Dhaneti  or Dhanetee is a village in Bhuj Taluka of Kutch District of Gujarat State of India. It is at a distance of about 26 km from Bhuj the Taluka and district headquarters of Kutch. Although it is in Bhuj Taluka, the
Anjar Taluka headquarters of Anjar is only 18 km away.

History

About the history of Dhaneti, the village holds a special place in annals of Kutch Gurjar Kshatriyas or Mistris of Kutch, who entered Kutch and fought a battle on the land of the Dhaneti village in late 12th Century around 1177–78 A.D. (V.S. 1234) and got themselves established and settled at this village under leadership of Patel Ganga Maru.

Even today, intricate paliyas or memorial stones of their dadas or shurapuras (the ancestors who died while fighting) and deris (pyre alters) of their Satis are standing there near village pond and other areas of village, as a mute witness to the war that was fought on this land by these Gurjar Kshatriyas, who are known as Mistris of Kutch. Today almost a thousand years after the war, the community people visit Dhaneti to pay respect to these memorial stones, built in memory of their forefathers, who gave up their lives fighting to defend their next generations.
----------
OBJECTIVE 1: Format the rows from the line with "Detect and localize" to the line with "clock: 9:02 (559, 8, 600, 34)" as a JSON list of strings, one string per line and with blank lines left out.
----------
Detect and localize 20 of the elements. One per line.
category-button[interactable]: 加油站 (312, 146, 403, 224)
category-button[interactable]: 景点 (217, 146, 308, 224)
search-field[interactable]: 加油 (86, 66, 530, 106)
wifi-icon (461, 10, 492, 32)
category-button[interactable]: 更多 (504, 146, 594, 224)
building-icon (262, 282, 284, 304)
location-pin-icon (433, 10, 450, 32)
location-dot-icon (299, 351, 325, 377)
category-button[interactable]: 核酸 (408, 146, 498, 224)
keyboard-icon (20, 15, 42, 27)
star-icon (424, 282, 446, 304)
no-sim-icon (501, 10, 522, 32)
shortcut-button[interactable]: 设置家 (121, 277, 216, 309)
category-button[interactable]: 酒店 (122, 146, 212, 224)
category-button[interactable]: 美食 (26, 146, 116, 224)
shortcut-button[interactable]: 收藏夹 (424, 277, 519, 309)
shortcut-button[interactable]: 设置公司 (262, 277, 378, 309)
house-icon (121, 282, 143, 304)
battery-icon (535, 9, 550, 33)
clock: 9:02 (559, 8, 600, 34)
----------
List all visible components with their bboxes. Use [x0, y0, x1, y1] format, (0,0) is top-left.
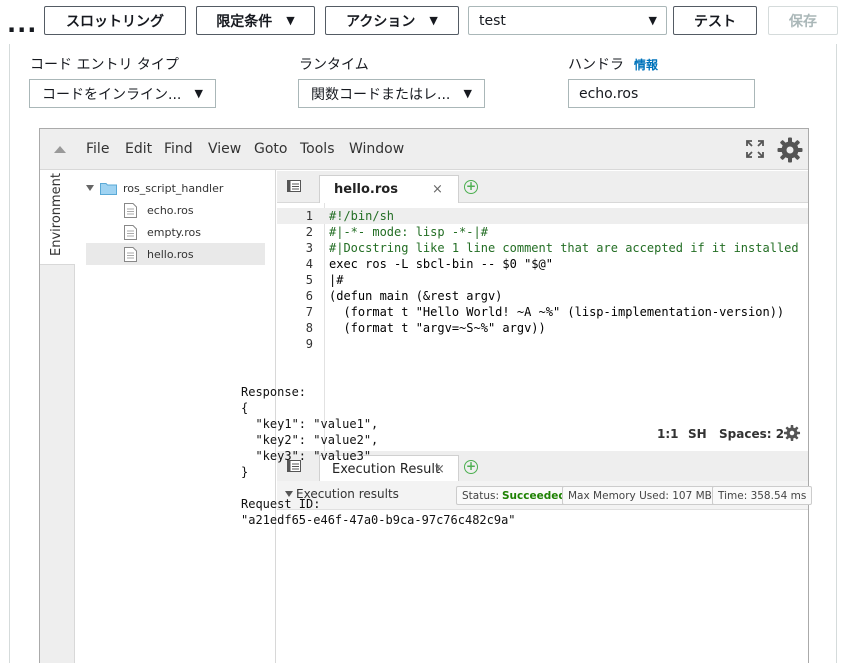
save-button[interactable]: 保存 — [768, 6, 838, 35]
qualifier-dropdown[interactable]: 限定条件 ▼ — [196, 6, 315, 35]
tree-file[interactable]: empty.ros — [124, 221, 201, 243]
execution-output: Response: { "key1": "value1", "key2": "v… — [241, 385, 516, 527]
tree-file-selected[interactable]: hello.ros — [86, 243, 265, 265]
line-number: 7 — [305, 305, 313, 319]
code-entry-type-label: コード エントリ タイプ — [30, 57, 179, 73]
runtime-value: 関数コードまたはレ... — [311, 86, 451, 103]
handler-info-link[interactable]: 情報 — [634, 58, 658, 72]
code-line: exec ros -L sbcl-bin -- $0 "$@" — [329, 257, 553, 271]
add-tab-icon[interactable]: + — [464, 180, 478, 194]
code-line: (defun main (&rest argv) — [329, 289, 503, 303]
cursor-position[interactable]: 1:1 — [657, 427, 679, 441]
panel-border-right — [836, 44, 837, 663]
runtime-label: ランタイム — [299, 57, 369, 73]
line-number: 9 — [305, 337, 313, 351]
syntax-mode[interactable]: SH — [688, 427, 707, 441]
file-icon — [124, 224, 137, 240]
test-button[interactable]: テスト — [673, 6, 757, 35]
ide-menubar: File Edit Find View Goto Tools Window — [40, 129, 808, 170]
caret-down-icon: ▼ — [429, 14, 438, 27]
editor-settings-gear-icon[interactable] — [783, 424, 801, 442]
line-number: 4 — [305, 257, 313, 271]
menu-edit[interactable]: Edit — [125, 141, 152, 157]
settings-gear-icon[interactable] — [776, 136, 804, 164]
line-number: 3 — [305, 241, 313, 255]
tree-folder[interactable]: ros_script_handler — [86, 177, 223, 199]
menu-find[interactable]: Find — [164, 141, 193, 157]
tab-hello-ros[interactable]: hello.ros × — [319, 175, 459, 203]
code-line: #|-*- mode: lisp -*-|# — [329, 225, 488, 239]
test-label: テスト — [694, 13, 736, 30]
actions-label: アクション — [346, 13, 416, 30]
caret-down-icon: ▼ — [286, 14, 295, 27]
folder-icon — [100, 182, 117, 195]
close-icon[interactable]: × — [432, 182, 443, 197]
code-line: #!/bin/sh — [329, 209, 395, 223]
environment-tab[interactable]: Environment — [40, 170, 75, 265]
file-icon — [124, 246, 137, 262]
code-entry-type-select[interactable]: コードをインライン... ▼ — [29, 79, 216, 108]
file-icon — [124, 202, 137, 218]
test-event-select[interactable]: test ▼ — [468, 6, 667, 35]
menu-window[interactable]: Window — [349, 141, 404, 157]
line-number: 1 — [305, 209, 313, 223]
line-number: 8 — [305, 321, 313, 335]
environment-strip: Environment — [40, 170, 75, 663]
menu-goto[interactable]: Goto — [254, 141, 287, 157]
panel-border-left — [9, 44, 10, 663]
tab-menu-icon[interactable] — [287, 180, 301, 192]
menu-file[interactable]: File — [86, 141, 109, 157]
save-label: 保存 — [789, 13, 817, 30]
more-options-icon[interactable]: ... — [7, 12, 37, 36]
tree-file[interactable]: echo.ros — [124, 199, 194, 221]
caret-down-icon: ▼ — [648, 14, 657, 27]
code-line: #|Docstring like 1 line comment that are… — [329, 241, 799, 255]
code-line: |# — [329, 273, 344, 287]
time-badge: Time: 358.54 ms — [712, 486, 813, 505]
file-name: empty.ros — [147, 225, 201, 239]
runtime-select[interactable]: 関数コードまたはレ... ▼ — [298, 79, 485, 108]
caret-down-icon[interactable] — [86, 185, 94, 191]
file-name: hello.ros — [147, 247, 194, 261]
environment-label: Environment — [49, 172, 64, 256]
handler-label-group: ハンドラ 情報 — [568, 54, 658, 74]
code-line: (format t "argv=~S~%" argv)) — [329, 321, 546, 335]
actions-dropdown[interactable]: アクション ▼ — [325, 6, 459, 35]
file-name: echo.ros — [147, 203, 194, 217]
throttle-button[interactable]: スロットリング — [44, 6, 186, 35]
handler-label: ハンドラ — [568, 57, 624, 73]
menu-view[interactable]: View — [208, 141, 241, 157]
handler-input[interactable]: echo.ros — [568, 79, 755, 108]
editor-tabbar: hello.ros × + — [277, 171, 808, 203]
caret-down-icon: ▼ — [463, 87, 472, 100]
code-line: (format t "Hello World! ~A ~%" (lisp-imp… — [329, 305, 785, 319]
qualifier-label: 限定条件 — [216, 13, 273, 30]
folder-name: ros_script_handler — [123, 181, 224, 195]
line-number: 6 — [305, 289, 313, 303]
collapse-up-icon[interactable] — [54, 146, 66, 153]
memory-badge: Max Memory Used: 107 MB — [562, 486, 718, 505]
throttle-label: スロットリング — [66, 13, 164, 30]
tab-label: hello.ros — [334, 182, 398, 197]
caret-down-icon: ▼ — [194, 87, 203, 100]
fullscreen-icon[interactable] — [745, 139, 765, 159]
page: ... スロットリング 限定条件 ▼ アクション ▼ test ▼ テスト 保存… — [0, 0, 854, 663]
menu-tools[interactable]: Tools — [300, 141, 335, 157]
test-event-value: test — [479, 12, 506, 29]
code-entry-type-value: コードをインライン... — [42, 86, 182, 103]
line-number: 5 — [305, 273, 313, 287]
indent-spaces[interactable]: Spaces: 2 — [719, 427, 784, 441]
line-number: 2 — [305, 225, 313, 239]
----------
OBJECTIVE 2: Pick up the text about the village of Dhaneti where it stops and continue it.

TASK RESULT 1:
[
  "Detect and localize 20 of the elements. One per line.",
  "category-button[interactable]: 加油站 (312, 146, 403, 224)",
  "category-button[interactable]: 景点 (217, 146, 308, 224)",
  "search-field[interactable]: 加油 (86, 66, 530, 106)",
  "wifi-icon (461, 10, 492, 32)",
  "category-button[interactable]: 更多 (504, 146, 594, 224)",
  "building-icon (262, 282, 284, 304)",
  "location-pin-icon (433, 10, 450, 32)",
  "location-dot-icon (299, 351, 325, 377)",
  "category-button[interactable]: 核酸 (408, 146, 498, 224)",
  "keyboard-icon (20, 15, 42, 27)",
  "star-icon (424, 282, 446, 304)",
  "no-sim-icon (501, 10, 522, 32)",
  "shortcut-button[interactable]: 设置家 (121, 277, 216, 309)",
  "category-button[interactable]: 酒店 (122, 146, 212, 224)",
  "category-button[interactable]: 美食 (26, 146, 116, 224)",
  "shortcut-button[interactable]: 收藏夹 (424, 277, 519, 309)",
  "shortcut-button[interactable]: 设置公司 (262, 277, 378, 309)",
  "house-icon (121, 282, 143, 304)",
  "battery-icon (535, 9, 550, 33)",
  "clock: 9:02 (559, 8, 600, 34)"
]

TASK RESULT 2:
Later during 14th to 15th century Mistris in course of time left Dhaneti and went on to establish other eighteen villages in Kutch, which were granted to them by the king. They were master craftsmen and architects and have played major role in erection and construction of majority of forts, palaces and architect of Kutch. It was because of their this quality they came to be known as Mistris in Kutch.

Temples
The Patleshwar Mahadev Temple of Shiva is the oldest temple of village, located on sides of village pond. Beside which lies to temples of Shurapura of Mistris of Kutch. There is also temple of Ramdev Pir in village.

Present Status
At present, majority of people who live in this village are Ahir, Rabari and Goswami. Dhaneti today is famous for special Ahir & Rabari embroidery done by women of this community, and has developed as major center for this art and tourist attraction.

Ramakrishna Mission is running a School, Students Home and other activities in Dhaneti since 1992.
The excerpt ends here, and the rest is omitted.